**THE TASK**
Return the listing below unchanged, minus its pictures.

**DATA FOR THE TASK**
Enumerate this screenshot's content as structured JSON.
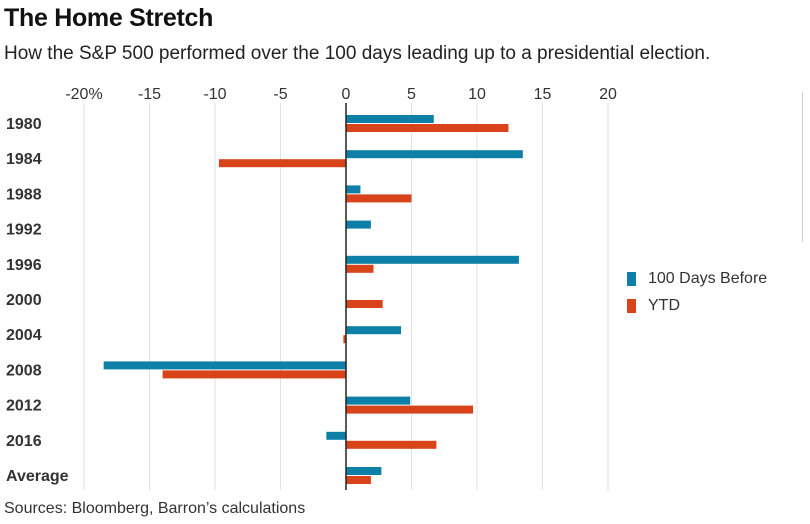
{
  "title": "The Home Stretch",
  "subtitle": "How the S&P 500 performed over the 100 days leading up to a presidential election.",
  "source": "Sources: Bloomberg, Barron’s calculations",
  "chart_data": {
    "type": "bar",
    "orientation": "horizontal",
    "categories": [
      "1980",
      "1984",
      "1988",
      "1992",
      "1996",
      "2000",
      "2004",
      "2008",
      "2012",
      "2016",
      "Average"
    ],
    "series": [
      {
        "name": "100 Days Before",
        "color": "#0e7fa6",
        "values": [
          6.7,
          13.5,
          1.1,
          1.9,
          13.2,
          0.0,
          4.2,
          -18.5,
          4.9,
          -1.5,
          2.7
        ]
      },
      {
        "name": "YTD",
        "color": "#d9431a",
        "values": [
          12.4,
          -9.7,
          5.0,
          0.0,
          2.1,
          2.8,
          -0.2,
          -14.0,
          9.7,
          6.9,
          1.9
        ]
      }
    ],
    "xlim": [
      -20,
      20
    ],
    "ticks": [
      "-20%",
      "-15",
      "-10",
      "-5",
      "0",
      "5",
      "10",
      "15",
      "20"
    ],
    "tick_values": [
      -20,
      -15,
      -10,
      -5,
      0,
      5,
      10,
      15,
      20
    ],
    "grid": true,
    "legend_position": "right"
  }
}
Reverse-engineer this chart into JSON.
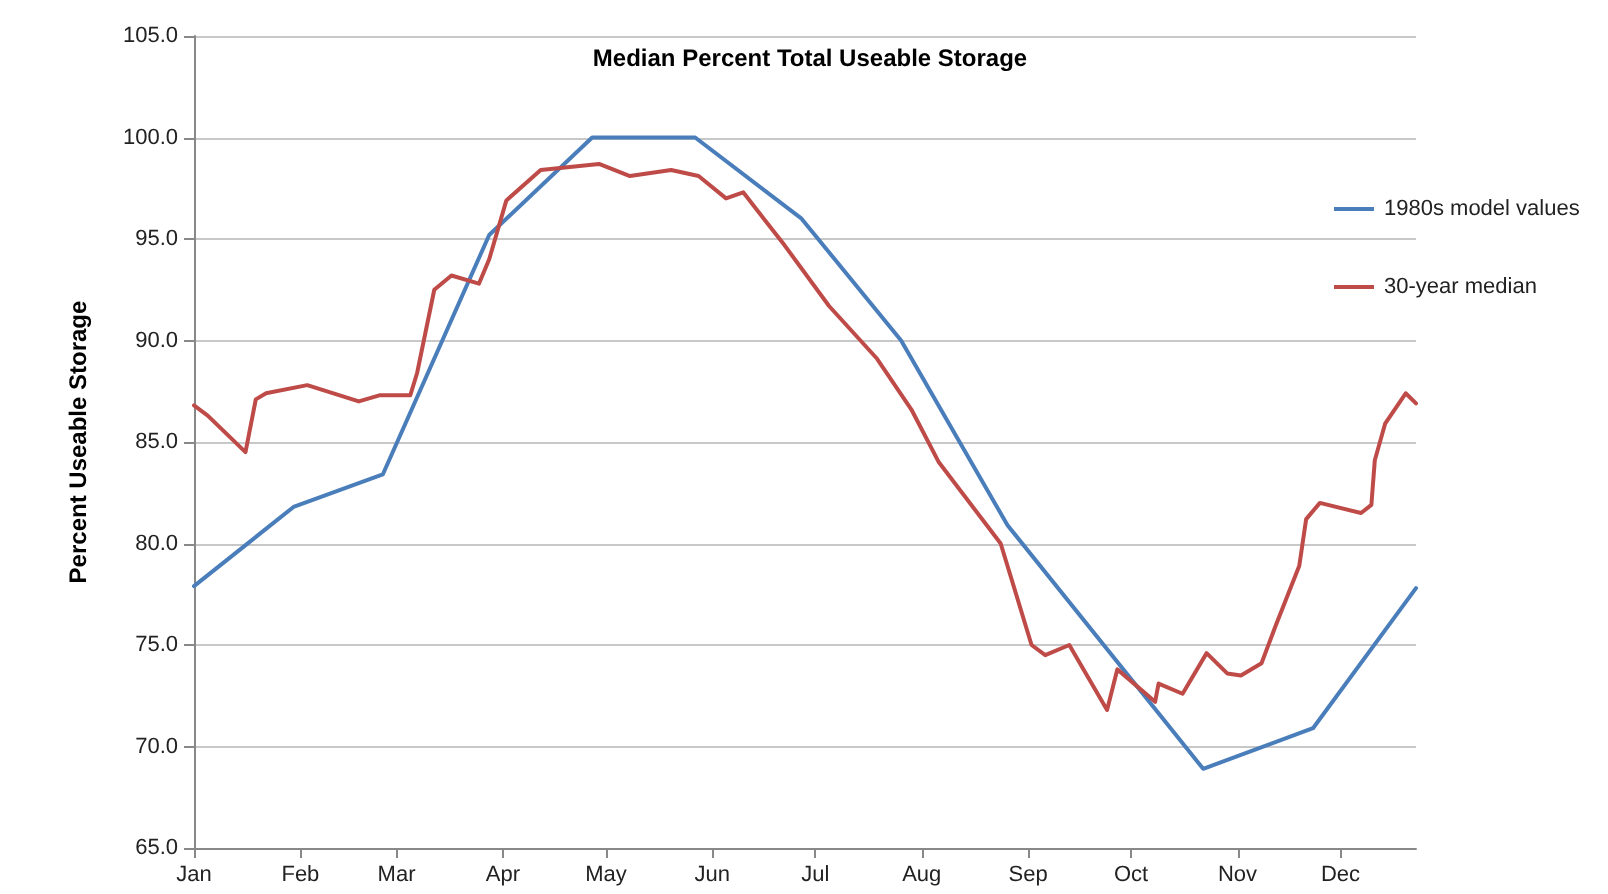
{
  "chart_data": {
    "type": "line",
    "title": "Median Percent Total Useable Storage",
    "ylabel": "Percent Useable Storage",
    "xlim": [
      "--01-01",
      "--12-23"
    ],
    "xticks": [
      {
        "value": "--01-01",
        "label": "Jan"
      },
      {
        "value": "--02-01",
        "label": "Feb"
      },
      {
        "value": "--03-01",
        "label": "Mar"
      },
      {
        "value": "--04-01",
        "label": "Apr"
      },
      {
        "value": "--05-01",
        "label": "May"
      },
      {
        "value": "--06-01",
        "label": "Jun"
      },
      {
        "value": "--07-01",
        "label": "Jul"
      },
      {
        "value": "--08-01",
        "label": "Aug"
      },
      {
        "value": "--09-01",
        "label": "Sep"
      },
      {
        "value": "--10-01",
        "label": "Oct"
      },
      {
        "value": "--11-01",
        "label": "Nov"
      },
      {
        "value": "--12-01",
        "label": "Dec"
      }
    ],
    "ylim": [
      65,
      105
    ],
    "yticks": [
      {
        "value": 65,
        "label": "65.0"
      },
      {
        "value": 70,
        "label": "70.0"
      },
      {
        "value": 75,
        "label": "75.0"
      },
      {
        "value": 80,
        "label": "80.0"
      },
      {
        "value": 85,
        "label": "85.0"
      },
      {
        "value": 90,
        "label": "90.0"
      },
      {
        "value": 95,
        "label": "95.0"
      },
      {
        "value": 100,
        "label": "100.0"
      },
      {
        "value": 105,
        "label": "105.0"
      }
    ],
    "grid": "y",
    "legend": "right",
    "marker": "none",
    "line_style": "solid",
    "series": [
      {
        "name": "1980s model values",
        "color": "#4a7ebb",
        "x": [
          "--01-01",
          "--01-30",
          "--02-25",
          "--03-28",
          "--04-27",
          "--05-27",
          "--06-27",
          "--07-26",
          "--08-26",
          "--10-22",
          "--11-23",
          "--12-23"
        ],
        "values": [
          77.9,
          81.8,
          83.4,
          95.2,
          100,
          100,
          96.0,
          90.0,
          80.9,
          68.9,
          70.9,
          77.8
        ]
      },
      {
        "name": "30-year median",
        "color": "#be4b48",
        "x": [
          "--01-01",
          "--01-05",
          "--01-16",
          "--01-19",
          "--01-22",
          "--02-03",
          "--02-18",
          "--02-24",
          "--03-05",
          "--03-07",
          "--03-12",
          "--03-17",
          "--03-25",
          "--03-28",
          "--04-02",
          "--04-12",
          "--04-29",
          "--05-08",
          "--05-20",
          "--05-28",
          "--06-05",
          "--06-10",
          "--06-22",
          "--07-05",
          "--07-19",
          "--07-29",
          "--08-06",
          "--08-24",
          "--09-02",
          "--09-06",
          "--09-13",
          "--09-24",
          "--09-27",
          "--10-08",
          "--10-09",
          "--10-16",
          "--10-23",
          "--10-29",
          "--11-02",
          "--11-08",
          "--11-12",
          "--11-19",
          "--11-21",
          "--11-25",
          "--12-07",
          "--12-10",
          "--12-11",
          "--12-14",
          "--12-20",
          "--12-23"
        ],
        "values": [
          86.8,
          86.3,
          84.5,
          87.1,
          87.4,
          87.8,
          87.0,
          87.3,
          87.3,
          88.4,
          92.5,
          93.2,
          92.8,
          94.0,
          96.9,
          98.4,
          98.7,
          98.1,
          98.4,
          98.1,
          97.0,
          97.3,
          94.7,
          91.7,
          89.1,
          86.6,
          84.0,
          80.0,
          75.0,
          74.5,
          75.0,
          71.8,
          73.8,
          72.2,
          73.1,
          72.6,
          74.6,
          73.6,
          73.5,
          74.1,
          75.9,
          78.9,
          81.2,
          82.0,
          81.5,
          81.9,
          84.1,
          85.9,
          87.4,
          86.9
        ]
      }
    ]
  }
}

**WRITTEN REPLY**
Enumerate this screenshot's content as structured JSON.
{
  "title": "The Home Stretch",
  "subtitle": "How the S&P 500 performed over the 100 days leading up to a presidential election.",
  "source": "Sources: Bloomberg, Barron’s calculations",
  "chart_data": {
    "type": "bar",
    "orientation": "horizontal",
    "categories": [
      "1980",
      "1984",
      "1988",
      "1992",
      "1996",
      "2000",
      "2004",
      "2008",
      "2012",
      "2016",
      "Average"
    ],
    "series": [
      {
        "name": "100 Days Before",
        "color": "#0e7fa6",
        "values": [
          6.7,
          13.5,
          1.1,
          1.9,
          13.2,
          0.0,
          4.2,
          -18.5,
          4.9,
          -1.5,
          2.7
        ]
      },
      {
        "name": "YTD",
        "color": "#d9431a",
        "values": [
          12.4,
          -9.7,
          5.0,
          0.0,
          2.1,
          2.8,
          -0.2,
          -14.0,
          9.7,
          6.9,
          1.9
        ]
      }
    ],
    "xlim": [
      -20,
      20
    ],
    "ticks": [
      "-20%",
      "-15",
      "-10",
      "-5",
      "0",
      "5",
      "10",
      "15",
      "20"
    ],
    "tick_values": [
      -20,
      -15,
      -10,
      -5,
      0,
      5,
      10,
      15,
      20
    ],
    "grid": true,
    "legend_position": "right"
  }
}
Reverse-engineer this chart into JSON.
{
  "chart_data": {
    "type": "line",
    "title": "Median Percent Total Useable Storage",
    "ylabel": "Percent Useable Storage",
    "xlim": [
      "--01-01",
      "--12-23"
    ],
    "xticks": [
      {
        "value": "--01-01",
        "label": "Jan"
      },
      {
        "value": "--02-01",
        "label": "Feb"
      },
      {
        "value": "--03-01",
        "label": "Mar"
      },
      {
        "value": "--04-01",
        "label": "Apr"
      },
      {
        "value": "--05-01",
        "label": "May"
      },
      {
        "value": "--06-01",
        "label": "Jun"
      },
      {
        "value": "--07-01",
        "label": "Jul"
      },
      {
        "value": "--08-01",
        "label": "Aug"
      },
      {
        "value": "--09-01",
        "label": "Sep"
      },
      {
        "value": "--10-01",
        "label": "Oct"
      },
      {
        "value": "--11-01",
        "label": "Nov"
      },
      {
        "value": "--12-01",
        "label": "Dec"
      }
    ],
    "ylim": [
      65,
      105
    ],
    "yticks": [
      {
        "value": 65,
        "label": "65.0"
      },
      {
        "value": 70,
        "label": "70.0"
      },
      {
        "value": 75,
        "label": "75.0"
      },
      {
        "value": 80,
        "label": "80.0"
      },
      {
        "value": 85,
        "label": "85.0"
      },
      {
        "value": 90,
        "label": "90.0"
      },
      {
        "value": 95,
        "label": "95.0"
      },
      {
        "value": 100,
        "label": "100.0"
      },
      {
        "value": 105,
        "label": "105.0"
      }
    ],
    "grid": "y",
    "legend": "right",
    "marker": "none",
    "line_style": "solid",
    "series": [
      {
        "name": "1980s model values",
        "color": "#4a7ebb",
        "x": [
          "--01-01",
          "--01-30",
          "--02-25",
          "--03-28",
          "--04-27",
          "--05-27",
          "--06-27",
          "--07-26",
          "--08-26",
          "--10-22",
          "--11-23",
          "--12-23"
        ],
        "values": [
          77.9,
          81.8,
          83.4,
          95.2,
          100,
          100,
          96.0,
          90.0,
          80.9,
          68.9,
          70.9,
          77.8
        ]
      },
      {
        "name": "30-year median",
        "color": "#be4b48",
        "x": [
          "--01-01",
          "--01-05",
          "--01-16",
          "--01-19",
          "--01-22",
          "--02-03",
          "--02-18",
          "--02-24",
          "--03-05",
          "--03-07",
          "--03-12",
          "--03-17",
          "--03-25",
          "--03-28",
          "--04-02",
          "--04-12",
          "--04-29",
          "--05-08",
          "--05-20",
          "--05-28",
          "--06-05",
          "--06-10",
          "--06-22",
          "--07-05",
          "--07-19",
          "--07-29",
          "--08-06",
          "--08-24",
          "--09-02",
          "--09-06",
          "--09-13",
          "--09-24",
          "--09-27",
          "--10-08",
          "--10-09",
          "--10-16",
          "--10-23",
          "--10-29",
          "--11-02",
          "--11-08",
          "--11-12",
          "--11-19",
          "--11-21",
          "--11-25",
          "--12-07",
          "--12-10",
          "--12-11",
          "--12-14",
          "--12-20",
          "--12-23"
        ],
        "values": [
          86.8,
          86.3,
          84.5,
          87.1,
          87.4,
          87.8,
          87.0,
          87.3,
          87.3,
          88.4,
          92.5,
          93.2,
          92.8,
          94.0,
          96.9,
          98.4,
          98.7,
          98.1,
          98.4,
          98.1,
          97.0,
          97.3,
          94.7,
          91.7,
          89.1,
          86.6,
          84.0,
          80.0,
          75.0,
          74.5,
          75.0,
          71.8,
          73.8,
          72.2,
          73.1,
          72.6,
          74.6,
          73.6,
          73.5,
          74.1,
          75.9,
          78.9,
          81.2,
          82.0,
          81.5,
          81.9,
          84.1,
          85.9,
          87.4,
          86.9
        ]
      }
    ]
  }
}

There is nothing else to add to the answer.